Please write out the complete listing that follows, exactly as it reads.

══ Given records

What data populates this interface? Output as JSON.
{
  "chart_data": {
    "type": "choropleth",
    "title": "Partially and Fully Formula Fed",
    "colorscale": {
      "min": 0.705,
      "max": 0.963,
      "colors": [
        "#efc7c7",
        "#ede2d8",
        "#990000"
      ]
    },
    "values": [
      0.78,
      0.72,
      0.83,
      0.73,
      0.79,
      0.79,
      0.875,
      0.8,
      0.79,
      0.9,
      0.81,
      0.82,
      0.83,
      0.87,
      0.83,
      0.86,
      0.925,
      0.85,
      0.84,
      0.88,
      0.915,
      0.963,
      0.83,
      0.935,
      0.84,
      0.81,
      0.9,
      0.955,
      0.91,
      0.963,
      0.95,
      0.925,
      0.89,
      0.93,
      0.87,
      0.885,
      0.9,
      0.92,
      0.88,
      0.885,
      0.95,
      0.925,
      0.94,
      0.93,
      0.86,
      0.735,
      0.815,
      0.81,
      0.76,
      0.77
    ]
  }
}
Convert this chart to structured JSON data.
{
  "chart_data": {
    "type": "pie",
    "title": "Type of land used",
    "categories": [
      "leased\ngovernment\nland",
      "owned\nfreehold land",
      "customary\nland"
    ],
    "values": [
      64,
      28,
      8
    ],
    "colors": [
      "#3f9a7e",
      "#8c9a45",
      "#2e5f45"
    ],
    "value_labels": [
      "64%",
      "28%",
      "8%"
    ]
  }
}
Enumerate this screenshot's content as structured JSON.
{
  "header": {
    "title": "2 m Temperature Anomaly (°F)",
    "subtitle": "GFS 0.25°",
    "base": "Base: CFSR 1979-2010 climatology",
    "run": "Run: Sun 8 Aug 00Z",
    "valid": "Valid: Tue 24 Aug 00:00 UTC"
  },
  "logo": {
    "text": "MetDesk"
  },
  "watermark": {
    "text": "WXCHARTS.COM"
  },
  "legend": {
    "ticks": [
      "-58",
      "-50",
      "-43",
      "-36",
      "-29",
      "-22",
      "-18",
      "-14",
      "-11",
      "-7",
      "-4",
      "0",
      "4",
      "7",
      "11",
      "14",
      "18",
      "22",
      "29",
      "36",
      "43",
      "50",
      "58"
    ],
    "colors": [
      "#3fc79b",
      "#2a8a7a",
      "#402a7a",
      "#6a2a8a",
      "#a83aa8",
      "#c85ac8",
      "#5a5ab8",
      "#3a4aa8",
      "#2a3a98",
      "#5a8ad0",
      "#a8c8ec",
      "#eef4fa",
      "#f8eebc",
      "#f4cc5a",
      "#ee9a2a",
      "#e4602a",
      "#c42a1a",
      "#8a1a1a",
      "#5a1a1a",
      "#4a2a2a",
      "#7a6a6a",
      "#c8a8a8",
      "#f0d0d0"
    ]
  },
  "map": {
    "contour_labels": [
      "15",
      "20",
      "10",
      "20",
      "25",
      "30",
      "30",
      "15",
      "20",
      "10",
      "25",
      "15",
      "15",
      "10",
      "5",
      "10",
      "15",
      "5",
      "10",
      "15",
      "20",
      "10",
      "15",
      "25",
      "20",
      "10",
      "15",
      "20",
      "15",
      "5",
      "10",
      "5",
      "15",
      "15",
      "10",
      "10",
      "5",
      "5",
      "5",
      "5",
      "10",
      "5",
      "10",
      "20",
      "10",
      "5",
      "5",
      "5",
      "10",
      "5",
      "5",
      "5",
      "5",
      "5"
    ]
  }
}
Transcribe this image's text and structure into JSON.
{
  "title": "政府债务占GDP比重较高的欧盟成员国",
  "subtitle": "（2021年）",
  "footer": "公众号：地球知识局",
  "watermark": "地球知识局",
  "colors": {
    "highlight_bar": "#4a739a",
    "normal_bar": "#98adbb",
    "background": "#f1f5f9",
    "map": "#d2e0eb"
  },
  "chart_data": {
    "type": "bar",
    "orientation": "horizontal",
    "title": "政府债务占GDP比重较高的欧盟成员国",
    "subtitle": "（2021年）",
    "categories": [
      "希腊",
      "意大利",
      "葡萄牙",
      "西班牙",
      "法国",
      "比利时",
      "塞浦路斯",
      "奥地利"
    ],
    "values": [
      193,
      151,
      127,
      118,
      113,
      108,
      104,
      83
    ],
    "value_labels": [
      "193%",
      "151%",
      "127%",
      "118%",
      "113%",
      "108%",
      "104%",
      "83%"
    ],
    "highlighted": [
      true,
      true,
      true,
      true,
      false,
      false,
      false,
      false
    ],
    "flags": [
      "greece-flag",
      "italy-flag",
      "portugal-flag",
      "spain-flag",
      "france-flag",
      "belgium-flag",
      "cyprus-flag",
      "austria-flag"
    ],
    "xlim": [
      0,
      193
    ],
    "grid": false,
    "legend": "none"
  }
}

════

Response to this exercise:
What data populates this interface? Output as JSON.
{
  "chart_data": {
    "type": "choropleth",
    "title": "Partially and Fully Formula Fed",
    "colorscale": {
      "min": 0.705,
      "max": 0.963,
      "colors": [
        "#efc7c7",
        "#ede2d8",
        "#990000"
      ]
    },
    "values": [
      0.78,
      0.72,
      0.83,
      0.73,
      0.79,
      0.79,
      0.875,
      0.8,
      0.79,
      0.9,
      0.81,
      0.82,
      0.83,
      0.87,
      0.83,
      0.86,
      0.925,
      0.85,
      0.84,
      0.88,
      0.915,
      0.963,
      0.83,
      0.935,
      0.84,
      0.81,
      0.9,
      0.955,
      0.91,
      0.963,
      0.95,
      0.925,
      0.89,
      0.93,
      0.87,
      0.885,
      0.9,
      0.92,
      0.88,
      0.885,
      0.95,
      0.925,
      0.94,
      0.93,
      0.86,
      0.735,
      0.815,
      0.81,
      0.76,
      0.77
    ]
  }
}
Convert this chart to structured JSON data.
{
  "chart_data": {
    "type": "pie",
    "title": "Type of land used",
    "categories": [
      "leased\ngovernment\nland",
      "owned\nfreehold land",
      "customary\nland"
    ],
    "values": [
      64,
      28,
      8
    ],
    "colors": [
      "#3f9a7e",
      "#8c9a45",
      "#2e5f45"
    ],
    "value_labels": [
      "64%",
      "28%",
      "8%"
    ]
  }
}
Enumerate this screenshot's content as structured JSON.
{
  "header": {
    "title": "2 m Temperature Anomaly (°F)",
    "subtitle": "GFS 0.25°",
    "base": "Base: CFSR 1979-2010 climatology",
    "run": "Run: Sun 8 Aug 00Z",
    "valid": "Valid: Tue 24 Aug 00:00 UTC"
  },
  "logo": {
    "text": "MetDesk"
  },
  "watermark": {
    "text": "WXCHARTS.COM"
  },
  "legend": {
    "ticks": [
      "-58",
      "-50",
      "-43",
      "-36",
      "-29",
      "-22",
      "-18",
      "-14",
      "-11",
      "-7",
      "-4",
      "0",
      "4",
      "7",
      "11",
      "14",
      "18",
      "22",
      "29",
      "36",
      "43",
      "50",
      "58"
    ],
    "colors": [
      "#3fc79b",
      "#2a8a7a",
      "#402a7a",
      "#6a2a8a",
      "#a83aa8",
      "#c85ac8",
      "#5a5ab8",
      "#3a4aa8",
      "#2a3a98",
      "#5a8ad0",
      "#a8c8ec",
      "#eef4fa",
      "#f8eebc",
      "#f4cc5a",
      "#ee9a2a",
      "#e4602a",
      "#c42a1a",
      "#8a1a1a",
      "#5a1a1a",
      "#4a2a2a",
      "#7a6a6a",
      "#c8a8a8",
      "#f0d0d0"
    ]
  },
  "map": {
    "contour_labels": [
      "15",
      "20",
      "10",
      "20",
      "25",
      "30",
      "30",
      "15",
      "20",
      "10",
      "25",
      "15",
      "15",
      "10",
      "5",
      "10",
      "15",
      "5",
      "10",
      "15",
      "20",
      "10",
      "15",
      "25",
      "20",
      "10",
      "15",
      "20",
      "15",
      "5",
      "10",
      "5",
      "15",
      "15",
      "10",
      "10",
      "5",
      "5",
      "5",
      "5",
      "10",
      "5",
      "10",
      "20",
      "10",
      "5",
      "5",
      "5",
      "10",
      "5",
      "5",
      "5",
      "5",
      "5"
    ]
  }
}
Transcribe this image's text and structure into JSON.
{
  "title": "政府债务占GDP比重较高的欧盟成员国",
  "subtitle": "（2021年）",
  "footer": "公众号：地球知识局",
  "watermark": "地球知识局",
  "colors": {
    "highlight_bar": "#4a739a",
    "normal_bar": "#98adbb",
    "background": "#f1f5f9",
    "map": "#d2e0eb"
  },
  "chart_data": {
    "type": "bar",
    "orientation": "horizontal",
    "title": "政府债务占GDP比重较高的欧盟成员国",
    "subtitle": "（2021年）",
    "categories": [
      "希腊",
      "意大利",
      "葡萄牙",
      "西班牙",
      "法国",
      "比利时",
      "塞浦路斯",
      "奥地利"
    ],
    "values": [
      193,
      151,
      127,
      118,
      113,
      108,
      104,
      83
    ],
    "value_labels": [
      "193%",
      "151%",
      "127%",
      "118%",
      "113%",
      "108%",
      "104%",
      "83%"
    ],
    "highlighted": [
      true,
      true,
      true,
      true,
      false,
      false,
      false,
      false
    ],
    "flags": [
      "greece-flag",
      "italy-flag",
      "portugal-flag",
      "spain-flag",
      "france-flag",
      "belgium-flag",
      "cyprus-flag",
      "austria-flag"
    ],
    "xlim": [
      0,
      193
    ],
    "grid": false,
    "legend": "none"
  }
}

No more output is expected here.